Search the material below for the word "Barbs". Copy every line that has it.

(Entries from a dataset)

----------

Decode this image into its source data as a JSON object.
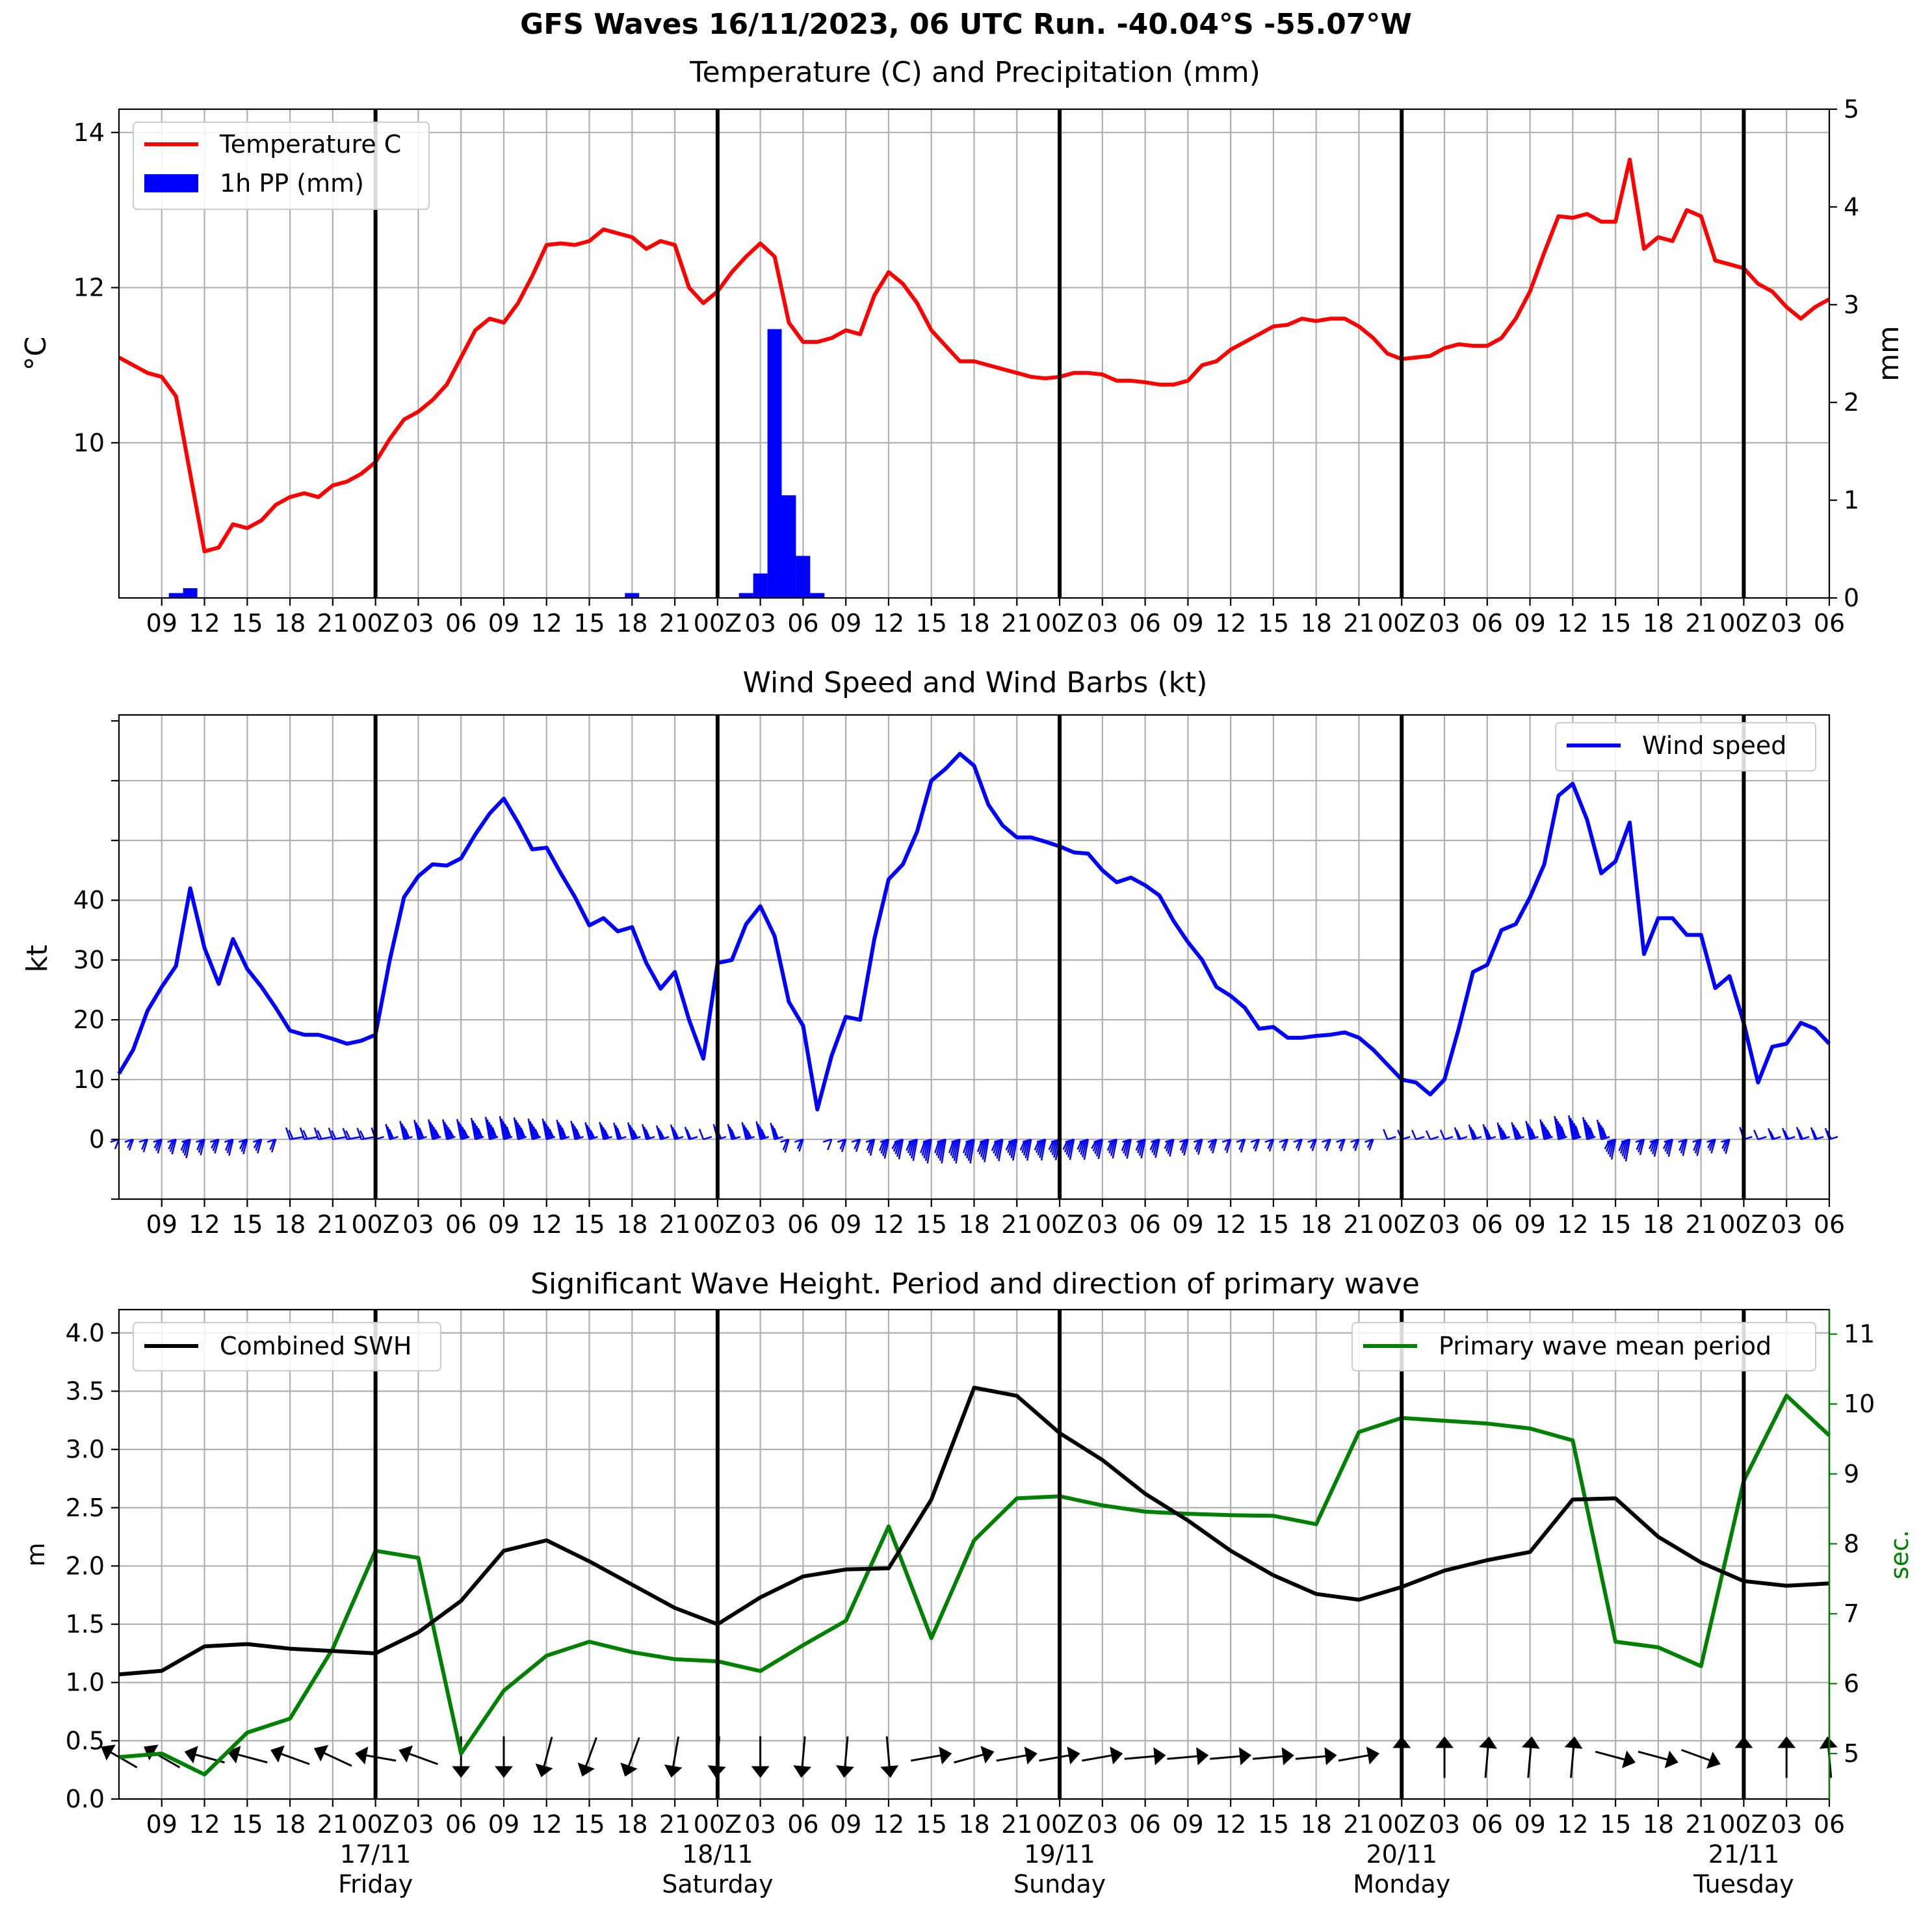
{
  "suptitle": "GFS Waves 16/11/2023, 06 UTC Run. -40.04°S -55.07°W",
  "x_tick_labels": [
    "09",
    "12",
    "15",
    "18",
    "21",
    "00Z",
    "03",
    "06",
    "09",
    "12",
    "15",
    "18",
    "21",
    "00Z",
    "03",
    "06",
    "09",
    "12",
    "15",
    "18",
    "21",
    "00Z",
    "03",
    "06",
    "09",
    "12",
    "15",
    "18",
    "21",
    "00Z",
    "03",
    "06",
    "09",
    "12",
    "15",
    "18",
    "21",
    "00Z",
    "03",
    "06"
  ],
  "day_labels": [
    {
      "date": "17/11",
      "weekday": "Friday"
    },
    {
      "date": "18/11",
      "weekday": "Saturday"
    },
    {
      "date": "19/11",
      "weekday": "Sunday"
    },
    {
      "date": "20/11",
      "weekday": "Monday"
    },
    {
      "date": "21/11",
      "weekday": "Tuesday"
    }
  ],
  "panel1": {
    "title": "Temperature (C) and Precipitation (mm)",
    "ylabel_left": "°C",
    "ylabel_right": "mm",
    "legend": [
      "Temperature C",
      "1h PP (mm)"
    ],
    "y_ticks_left": [
      "10",
      "12",
      "14"
    ],
    "y_ticks_right": [
      "0",
      "1",
      "2",
      "3",
      "4",
      "5"
    ],
    "colors": {
      "temperature": "#ff0000",
      "precip": "#0000ff"
    }
  },
  "panel2": {
    "title": "Wind Speed and Wind Barbs (kt)",
    "ylabel": "kt",
    "legend": [
      "Wind speed"
    ],
    "y_ticks": [
      "0",
      "10",
      "20",
      "30",
      "40"
    ],
    "colors": {
      "wind": "#0000ff"
    }
  },
  "panel3": {
    "title": "Significant Wave Height. Period and direction of primary wave",
    "ylabel_left": "m",
    "ylabel_right": "sec.",
    "legend_left": "Combined SWH",
    "legend_right": "Primary wave mean period",
    "y_ticks_left": [
      "0.0",
      "0.5",
      "1.0",
      "1.5",
      "2.0",
      "2.5",
      "3.0",
      "3.5",
      "4.0"
    ],
    "y_ticks_right": [
      "5",
      "6",
      "7",
      "8",
      "9",
      "10",
      "11"
    ],
    "colors": {
      "swh": "#000000",
      "period": "#008000"
    }
  },
  "chart_data": [
    {
      "type": "line",
      "title": "Temperature (C) and Precipitation (mm)",
      "x_unit": "hours since 16/11 06Z",
      "xlim": [
        0,
        120
      ],
      "series": [
        {
          "name": "Temperature C",
          "axis": "left",
          "ylim": [
            8,
            14.3
          ],
          "x": [
            0,
            1,
            2,
            3,
            4,
            5,
            6,
            7,
            8,
            9,
            10,
            11,
            12,
            13,
            14,
            15,
            16,
            17,
            18,
            19,
            20,
            21,
            22,
            23,
            24,
            25,
            26,
            27,
            28,
            29,
            30,
            31,
            32,
            33,
            34,
            35,
            36,
            37,
            38,
            39,
            40,
            41,
            42,
            43,
            44,
            45,
            46,
            47,
            48,
            49,
            50,
            51,
            52,
            53,
            54,
            55,
            56,
            57,
            58,
            59,
            60,
            61,
            62,
            63,
            64,
            65,
            66,
            67,
            68,
            69,
            70,
            71,
            72,
            73,
            74,
            75,
            76,
            77,
            78,
            79,
            80,
            81,
            82,
            83,
            84,
            85,
            86,
            87,
            88,
            89,
            90,
            91,
            92,
            93,
            94,
            95,
            96,
            97,
            98,
            99,
            100,
            101,
            102,
            103,
            104,
            105,
            106,
            107,
            108,
            109,
            110,
            111,
            112,
            113,
            114,
            115,
            116,
            117,
            118,
            119,
            120
          ],
          "y": [
            11.1,
            11.0,
            10.9,
            10.85,
            10.6,
            9.6,
            8.6,
            8.65,
            8.95,
            8.9,
            9.0,
            9.2,
            9.3,
            9.35,
            9.3,
            9.45,
            9.5,
            9.6,
            9.75,
            10.05,
            10.3,
            10.4,
            10.55,
            10.75,
            11.1,
            11.45,
            11.6,
            11.55,
            11.8,
            12.15,
            12.55,
            12.57,
            12.55,
            12.6,
            12.75,
            12.7,
            12.65,
            12.5,
            12.6,
            12.55,
            12.0,
            11.8,
            11.95,
            12.2,
            12.4,
            12.57,
            12.4,
            11.55,
            11.3,
            11.3,
            11.35,
            11.45,
            11.4,
            11.9,
            12.2,
            12.05,
            11.8,
            11.45,
            11.25,
            11.05,
            11.05,
            11.0,
            10.95,
            10.9,
            10.85,
            10.83,
            10.85,
            10.9,
            10.9,
            10.88,
            10.8,
            10.8,
            10.78,
            10.75,
            10.75,
            10.8,
            11.0,
            11.05,
            11.2,
            11.3,
            11.4,
            11.5,
            11.52,
            11.6,
            11.57,
            11.6,
            11.6,
            11.5,
            11.35,
            11.15,
            11.08,
            11.1,
            11.12,
            11.22,
            11.27,
            11.25,
            11.25,
            11.35,
            11.6,
            11.95,
            12.45,
            12.92,
            12.9,
            12.95,
            12.85,
            12.85,
            13.65,
            12.5,
            12.65,
            12.6,
            13.0,
            12.92,
            12.35,
            12.3,
            12.25,
            12.05,
            11.95,
            11.75,
            11.6,
            11.75,
            11.85
          ]
        },
        {
          "name": "1h PP (mm)",
          "type": "bar",
          "axis": "right",
          "ylim": [
            0,
            5
          ],
          "x": [
            4,
            5,
            36,
            44,
            45,
            46,
            47,
            48,
            49
          ],
          "y": [
            0.05,
            0.1,
            0.05,
            0.05,
            0.25,
            2.75,
            1.05,
            0.43,
            0.05
          ]
        }
      ]
    },
    {
      "type": "line",
      "title": "Wind Speed and Wind Barbs (kt)",
      "x_unit": "hours since 16/11 06Z",
      "xlim": [
        0,
        120
      ],
      "ylim": [
        -10,
        71
      ],
      "series": [
        {
          "name": "Wind speed",
          "x": [
            0,
            1,
            2,
            3,
            4,
            5,
            6,
            7,
            8,
            9,
            10,
            11,
            12,
            13,
            14,
            15,
            16,
            17,
            18,
            19,
            20,
            21,
            22,
            23,
            24,
            25,
            26,
            27,
            28,
            29,
            30,
            31,
            32,
            33,
            34,
            35,
            36,
            37,
            38,
            39,
            40,
            41,
            42,
            43,
            44,
            45,
            46,
            47,
            48,
            49,
            50,
            51,
            52,
            53,
            54,
            55,
            56,
            57,
            58,
            59,
            60,
            61,
            62,
            63,
            64,
            65,
            66,
            67,
            68,
            69,
            70,
            71,
            72,
            73,
            74,
            75,
            76,
            77,
            78,
            79,
            80,
            81,
            82,
            83,
            84,
            85,
            86,
            87,
            88,
            89,
            90,
            91,
            92,
            93,
            94,
            95,
            96,
            97,
            98,
            99,
            100,
            101,
            102,
            103,
            104,
            105,
            106,
            107,
            108,
            109,
            110,
            111,
            112,
            113,
            114,
            115,
            116,
            117,
            118,
            119,
            120
          ],
          "y": [
            11,
            15,
            21.5,
            25.5,
            29,
            42,
            32,
            26,
            33.5,
            28.5,
            25.5,
            22,
            18.2,
            17.5,
            17.5,
            16.8,
            16,
            16.5,
            17.5,
            30,
            40.5,
            44,
            46,
            45.8,
            47,
            51,
            54.5,
            57,
            53,
            48.5,
            48.8,
            44.5,
            40.5,
            35.8,
            37,
            34.8,
            35.5,
            29.5,
            25.2,
            28,
            20,
            13.5,
            29.5,
            30,
            36,
            39,
            34,
            23,
            19,
            5,
            14,
            20.5,
            20,
            33.5,
            43.5,
            46,
            51.5,
            60,
            62,
            64.5,
            62.5,
            56,
            52.5,
            50.5,
            50.5,
            49.8,
            49,
            48,
            47.8,
            45,
            43,
            43.8,
            42.5,
            40.8,
            36.5,
            33,
            30,
            25.5,
            24,
            22,
            18.5,
            18.8,
            17,
            17,
            17.3,
            17.5,
            17.9,
            17,
            15,
            12.5,
            10,
            9.5,
            7.5,
            10,
            18.5,
            28,
            29.2,
            35,
            36,
            40.5,
            46,
            57.5,
            59.5,
            53.5,
            44.5,
            46.5,
            53,
            31,
            37,
            37,
            34.2,
            34.2,
            25.3,
            27.3,
            19.5,
            9.5,
            15.5,
            16,
            19.5,
            18.5,
            16
          ]
        }
      ]
    },
    {
      "type": "line",
      "title": "Significant Wave Height. Period and direction of primary wave",
      "x_unit": "hours since 16/11 06Z",
      "xlim": [
        0,
        120
      ],
      "series": [
        {
          "name": "Combined SWH",
          "axis": "left",
          "ylim": [
            0,
            4.2
          ],
          "x": [
            0,
            3,
            6,
            9,
            12,
            15,
            18,
            21,
            24,
            27,
            30,
            33,
            36,
            39,
            42,
            45,
            48,
            51,
            54,
            57,
            60,
            63,
            66,
            69,
            72,
            75,
            78,
            81,
            84,
            87,
            90,
            93,
            96,
            99,
            102,
            105,
            108,
            111,
            114,
            117,
            120
          ],
          "y": [
            1.07,
            1.1,
            1.31,
            1.33,
            1.29,
            1.27,
            1.25,
            1.43,
            1.7,
            2.13,
            2.22,
            2.04,
            1.84,
            1.64,
            1.5,
            1.73,
            1.91,
            1.97,
            1.98,
            2.57,
            3.53,
            3.46,
            3.14,
            2.91,
            2.62,
            2.39,
            2.13,
            1.92,
            1.76,
            1.71,
            1.82,
            1.96,
            2.05,
            2.12,
            2.57,
            2.58,
            2.25,
            2.03,
            1.87,
            1.83,
            1.85
          ]
        },
        {
          "name": "Primary wave mean period",
          "axis": "right",
          "ylim": [
            4.35,
            11.35
          ],
          "x": [
            0,
            3,
            6,
            9,
            12,
            15,
            18,
            21,
            24,
            27,
            30,
            33,
            36,
            39,
            42,
            45,
            48,
            51,
            54,
            57,
            60,
            63,
            66,
            69,
            72,
            75,
            78,
            81,
            84,
            87,
            90,
            93,
            96,
            99,
            102,
            105,
            108,
            111,
            114,
            117,
            120
          ],
          "y": [
            4.95,
            5.0,
            4.7,
            5.3,
            5.5,
            6.5,
            7.9,
            7.8,
            5.0,
            5.9,
            6.4,
            6.6,
            6.45,
            6.35,
            6.32,
            6.18,
            6.55,
            6.9,
            8.25,
            6.65,
            8.05,
            8.65,
            8.68,
            8.55,
            8.46,
            8.43,
            8.41,
            8.4,
            8.28,
            9.6,
            9.8,
            9.76,
            9.72,
            9.65,
            9.48,
            6.6,
            6.52,
            6.25,
            8.9,
            10.12,
            9.55
          ]
        }
      ]
    }
  ]
}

----------

- _Task result_
    "title": "Wind Speed and Wind Barbs (kt)",
      "title": "Wind Speed and Wind Barbs (kt)",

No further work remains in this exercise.